_LISTING_.
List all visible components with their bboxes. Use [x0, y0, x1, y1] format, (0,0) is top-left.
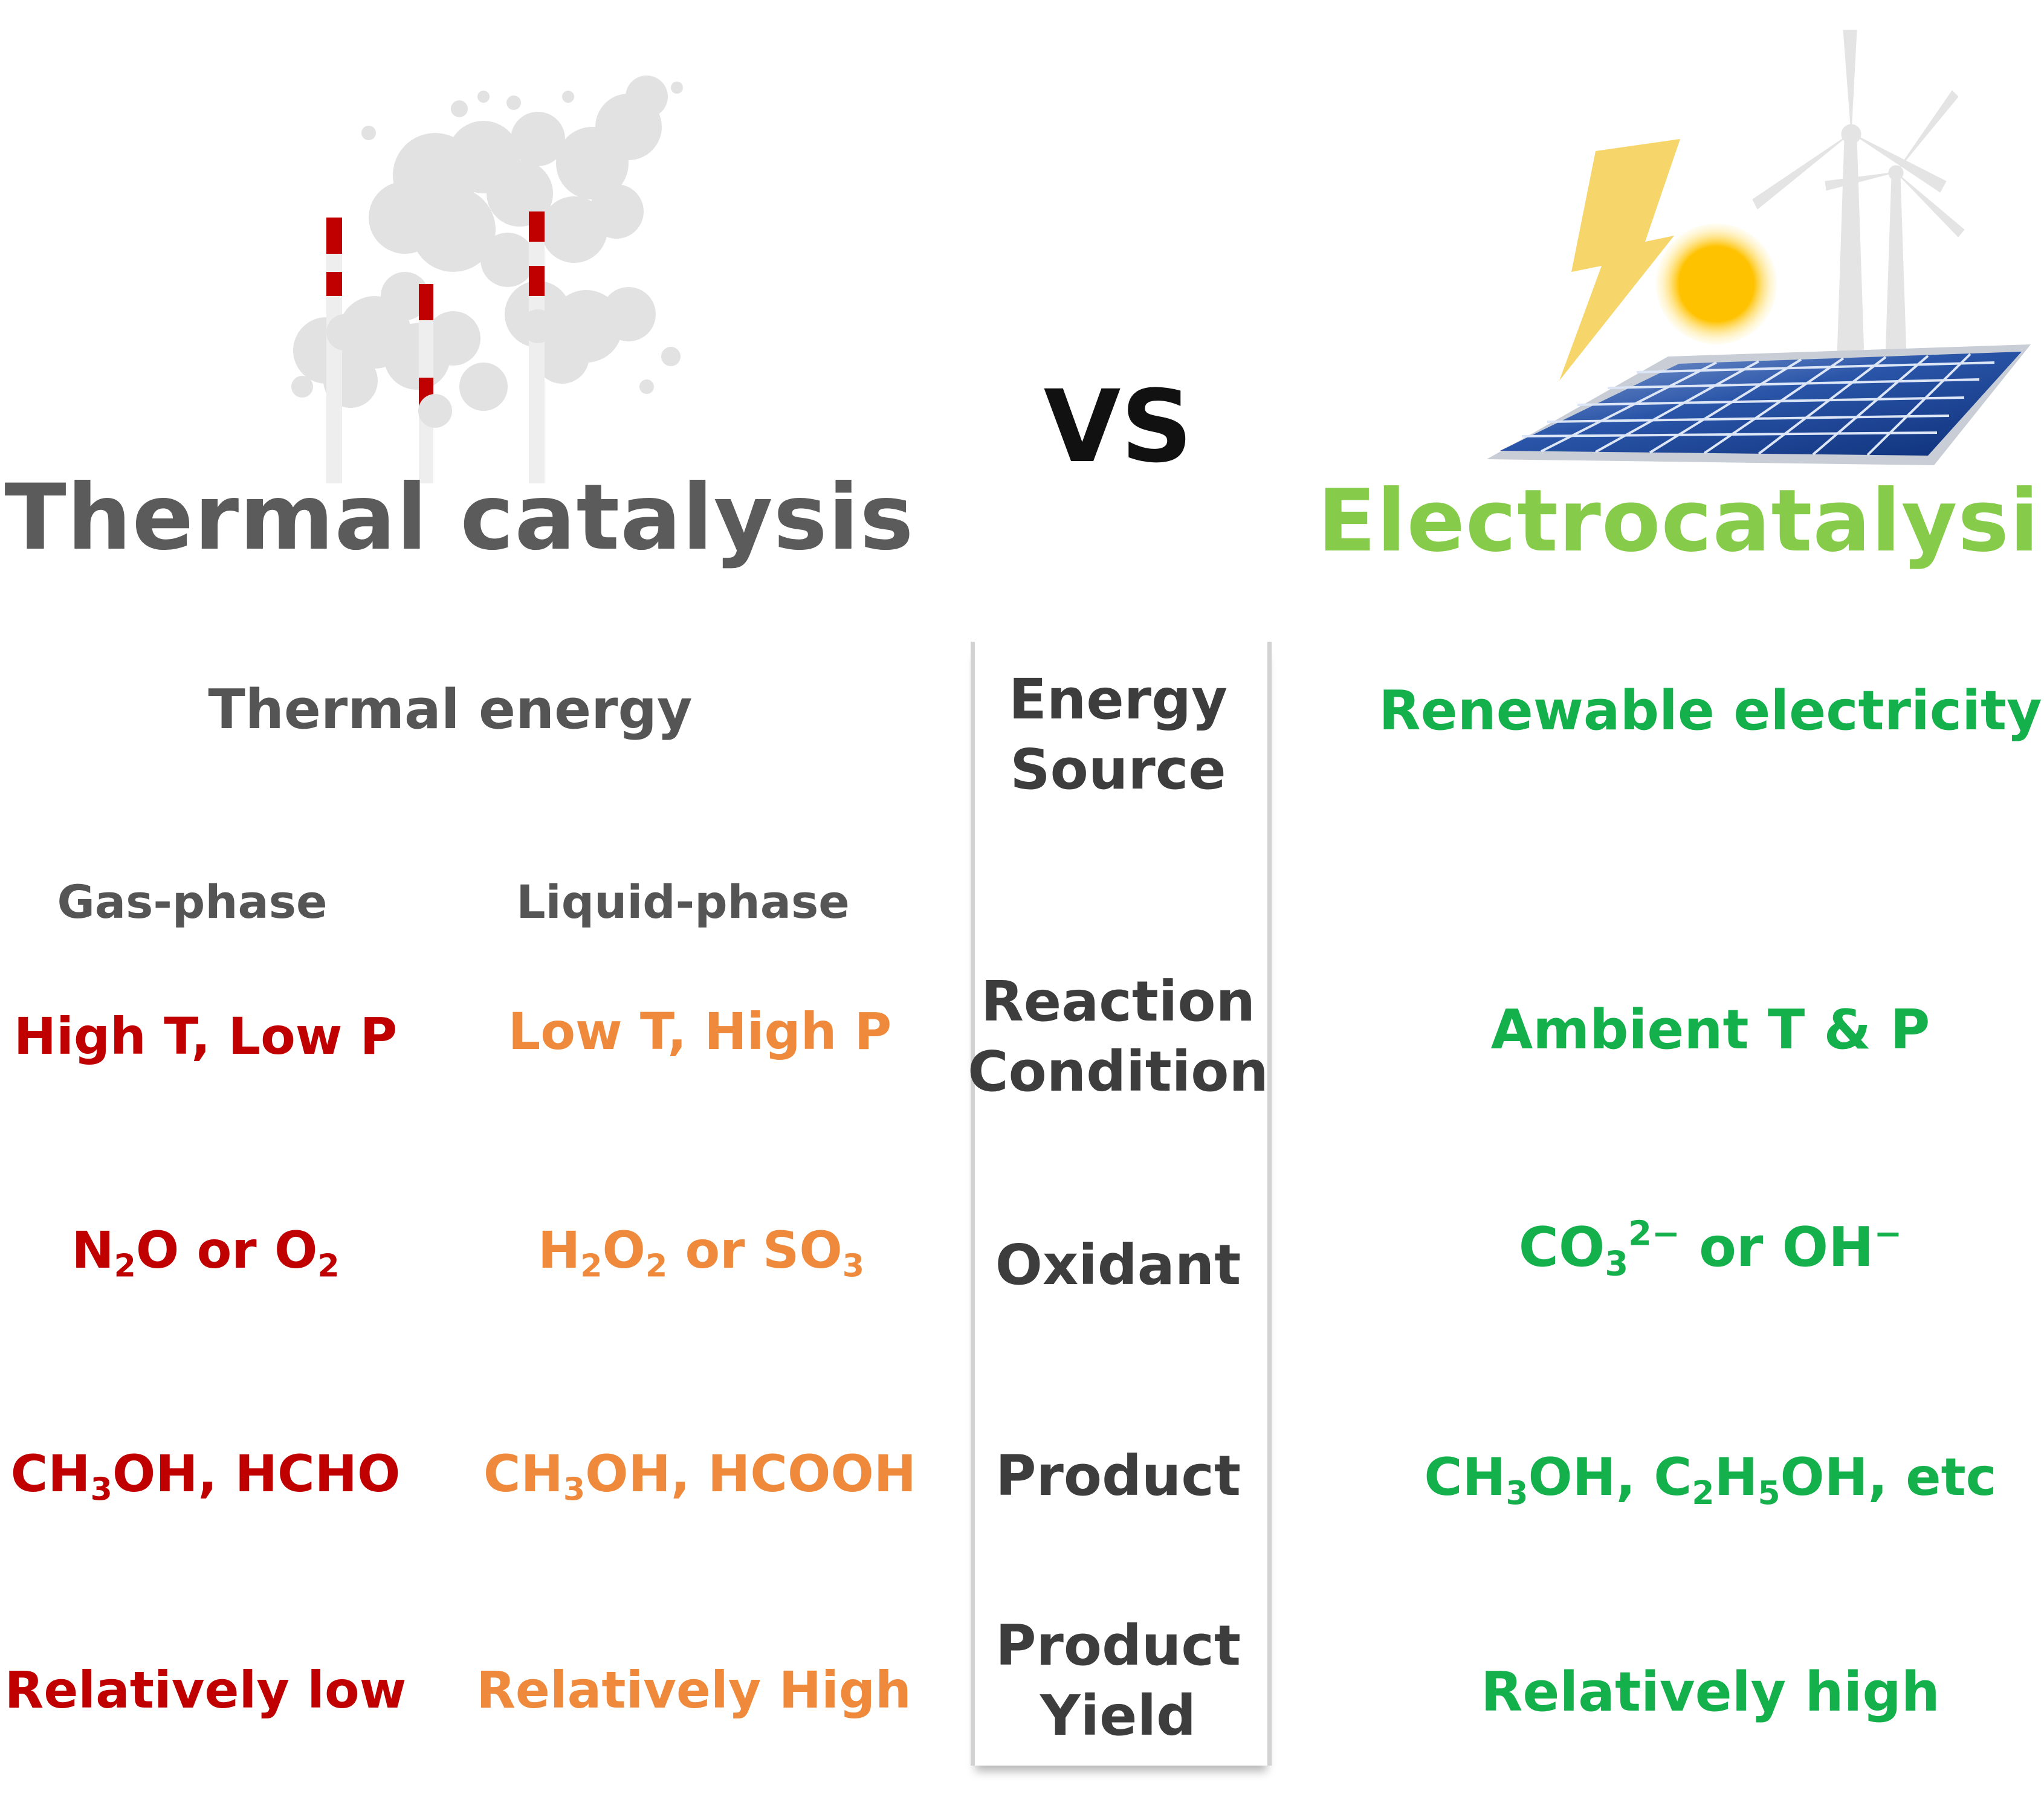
- gas-oxidant: N2O or O2: [71, 1221, 340, 1285]
- thermal-catalysis-title: Thermal catalysis: [4, 465, 914, 570]
- comparison-category-panel: [971, 642, 1272, 1766]
- energy-source-label-line2: Source: [1010, 737, 1226, 802]
- reaction-condition-label-line1: Reaction: [980, 969, 1256, 1034]
- gas-product: CH3OH, HCHO: [10, 1444, 401, 1508]
- sun-icon: [1656, 224, 1777, 344]
- reaction-condition-label-line2: Condition: [968, 1039, 1269, 1104]
- renewable-energy-illustration: [1487, 30, 2031, 465]
- product-yield-label-line1: Product: [995, 1613, 1241, 1678]
- liquid-phase-header: Liquid-phase: [516, 875, 850, 929]
- electro-reaction-condition: Ambient T & P: [1490, 998, 1930, 1062]
- thermal-energy-source: Thermal energy: [208, 678, 693, 741]
- vs-label: VS: [1043, 369, 1193, 485]
- factory-smokestack-icon: [291, 76, 683, 483]
- electro-product: CH3OH, C2H5OH, etc: [1424, 1447, 1997, 1512]
- electrocatalysis-title: Electrocatalysis: [1317, 471, 2044, 571]
- reaction-condition-label: Reaction Condition: [968, 967, 1269, 1107]
- electro-product-yield: Relatively high: [1481, 1660, 1940, 1724]
- gas-phase-header: Gas-phase: [57, 875, 328, 929]
- oxidant-label: Oxidant: [995, 1233, 1241, 1297]
- electro-oxidant: CO32− or OH−: [1518, 1214, 1903, 1284]
- product-yield-label: Product Yield: [995, 1611, 1241, 1751]
- wind-turbine-icon: [1752, 30, 1965, 357]
- liquid-oxidant: H2O2 or SO3: [537, 1221, 865, 1285]
- energy-source-label-line1: Energy: [1009, 667, 1227, 732]
- liquid-product-yield: Relatively High: [476, 1660, 911, 1720]
- liquid-reaction-condition: Low T, High P: [508, 1002, 892, 1061]
- solar-panel-icon: [1487, 344, 2031, 465]
- gas-product-yield: Relatively low: [4, 1660, 407, 1720]
- gas-reaction-condition: High T, Low P: [13, 1007, 398, 1066]
- product-label: Product: [995, 1444, 1241, 1508]
- product-yield-label-line2: Yield: [1040, 1683, 1196, 1748]
- electro-energy-source: Renewable electricity: [1379, 679, 2042, 743]
- energy-source-label: Energy Source: [1009, 665, 1227, 805]
- lightning-bolt-icon: [1559, 139, 1680, 381]
- liquid-product: CH3OH, HCOOH: [483, 1444, 917, 1508]
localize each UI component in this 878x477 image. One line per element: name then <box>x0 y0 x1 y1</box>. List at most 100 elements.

_TO DO_.
Give every line of the records above as a JSON list of strings, one string per line, with blank lines skipped and the pictures left out.

_RESPONSE_.
[
  "List all visible components with their bboxes. Use [x0, y0, x1, y1] format, (0,0) is top-left.",
  "- gas-oxidant: N2O or O2: [71, 1221, 340, 1285]",
  "- thermal-catalysis-title: Thermal catalysis: [4, 465, 914, 570]",
  "- comparison-category-panel: [971, 642, 1272, 1766]",
  "- energy-source-label-line2: Source: [1010, 737, 1226, 802]",
  "- reaction-condition-label-line1: Reaction: [980, 969, 1256, 1034]",
  "- gas-product: CH3OH, HCHO: [10, 1444, 401, 1508]",
  "- sun-icon: [1656, 224, 1777, 344]",
  "- reaction-condition-label-line2: Condition: [968, 1039, 1269, 1104]",
  "- renewable-energy-illustration: [1487, 30, 2031, 465]",
  "- product-yield-label-line1: Product: [995, 1613, 1241, 1678]",
  "- liquid-phase-header: Liquid-phase: [516, 875, 850, 929]",
  "- electro-reaction-condition: Ambient T & P: [1490, 998, 1930, 1062]",
  "- thermal-energy-source: Thermal energy: [208, 678, 693, 741]",
  "- vs-label: VS: [1043, 369, 1193, 485]",
  "- factory-smokestack-icon: [291, 76, 683, 483]",
  "- electro-product: CH3OH, C2H5OH, etc: [1424, 1447, 1997, 1512]",
  "- electrocatalysis-title: Electrocatalysis: [1317, 471, 2044, 571]",
  "- reaction-condition-label: Reaction Condition: [968, 967, 1269, 1107]",
  "- electro-product-yield: Relatively high: [1481, 1660, 1940, 1724]",
  "- gas-phase-header: Gas-phase: [57, 875, 328, 929]",
  "- oxidant-label: Oxidant: [995, 1233, 1241, 1297]",
  "- electro-oxidant: CO32− or OH−: [1518, 1214, 1903, 1284]",
  "- product-yield-label: Product Yield: [995, 1611, 1241, 1751]",
  "- wind-turbine-icon: [1752, 30, 1965, 357]",
  "- liquid-oxidant: H2O2 or SO3: [537, 1221, 865, 1285]",
  "- energy-source-label-line1: Energy: [1009, 667, 1227, 732]",
  "- liquid-product-yield: Relatively High: [476, 1660, 911, 1720]",
  "- liquid-reaction-condition: Low T, High P: [508, 1002, 892, 1061]",
  "- solar-panel-icon: [1487, 344, 2031, 465]",
  "- gas-product-yield: Relatively low: [4, 1660, 407, 1720]",
  "- gas-reaction-condition: High T, Low P: [13, 1007, 398, 1066]",
  "- product-label: Product: [995, 1444, 1241, 1508]",
  "- product-yield-label-line2: Yield: [1040, 1683, 1196, 1748]",
  "- electro-energy-source: Renewable electricity: [1379, 679, 2042, 743]",
  "- energy-source-label: Energy Source: [1009, 665, 1227, 805]",
  "- lightning-bolt-icon: [1559, 139, 1680, 381]",
  "- liquid-product: CH3OH, HCOOH: [483, 1444, 917, 1508]",
  "localize each UI component in this 878x477 image. One line per element: name then <box>x0 y0 x1 y1</box>. List at most 100 elements."
]